> **Directive**
Identify each line below that contains the string "title", and copy every such line in full. Letter case counts when matching.

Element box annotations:

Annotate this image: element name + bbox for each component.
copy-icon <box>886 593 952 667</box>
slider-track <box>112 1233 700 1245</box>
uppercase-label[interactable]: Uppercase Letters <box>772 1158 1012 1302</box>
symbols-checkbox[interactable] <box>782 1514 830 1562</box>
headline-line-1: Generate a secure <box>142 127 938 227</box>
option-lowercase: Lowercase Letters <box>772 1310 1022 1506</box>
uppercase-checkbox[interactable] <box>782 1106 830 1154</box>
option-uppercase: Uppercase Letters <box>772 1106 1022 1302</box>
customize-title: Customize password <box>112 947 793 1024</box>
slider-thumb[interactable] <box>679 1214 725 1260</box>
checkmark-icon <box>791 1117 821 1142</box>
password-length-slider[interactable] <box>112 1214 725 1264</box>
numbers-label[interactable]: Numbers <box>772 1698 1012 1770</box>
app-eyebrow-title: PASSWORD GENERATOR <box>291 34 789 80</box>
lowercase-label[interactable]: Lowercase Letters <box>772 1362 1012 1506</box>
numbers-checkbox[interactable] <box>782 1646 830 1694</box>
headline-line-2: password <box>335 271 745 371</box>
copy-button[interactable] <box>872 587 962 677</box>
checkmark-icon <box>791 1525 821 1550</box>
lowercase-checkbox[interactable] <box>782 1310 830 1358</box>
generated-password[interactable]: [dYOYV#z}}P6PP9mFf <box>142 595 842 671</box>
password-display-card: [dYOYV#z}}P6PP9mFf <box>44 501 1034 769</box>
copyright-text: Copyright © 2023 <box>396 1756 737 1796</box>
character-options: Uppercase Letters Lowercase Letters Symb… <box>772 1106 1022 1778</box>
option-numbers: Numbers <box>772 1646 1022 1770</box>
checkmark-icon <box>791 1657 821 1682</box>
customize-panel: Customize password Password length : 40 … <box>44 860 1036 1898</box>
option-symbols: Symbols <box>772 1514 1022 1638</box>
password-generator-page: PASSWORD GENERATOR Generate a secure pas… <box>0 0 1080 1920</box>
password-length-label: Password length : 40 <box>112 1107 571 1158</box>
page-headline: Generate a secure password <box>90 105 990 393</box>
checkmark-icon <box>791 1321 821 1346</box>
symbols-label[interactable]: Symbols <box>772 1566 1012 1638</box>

> **Task answer**
customize-title: Customize password <box>112 947 793 1024</box>
app-eyebrow-title: PASSWORD GENERATOR <box>291 34 789 80</box>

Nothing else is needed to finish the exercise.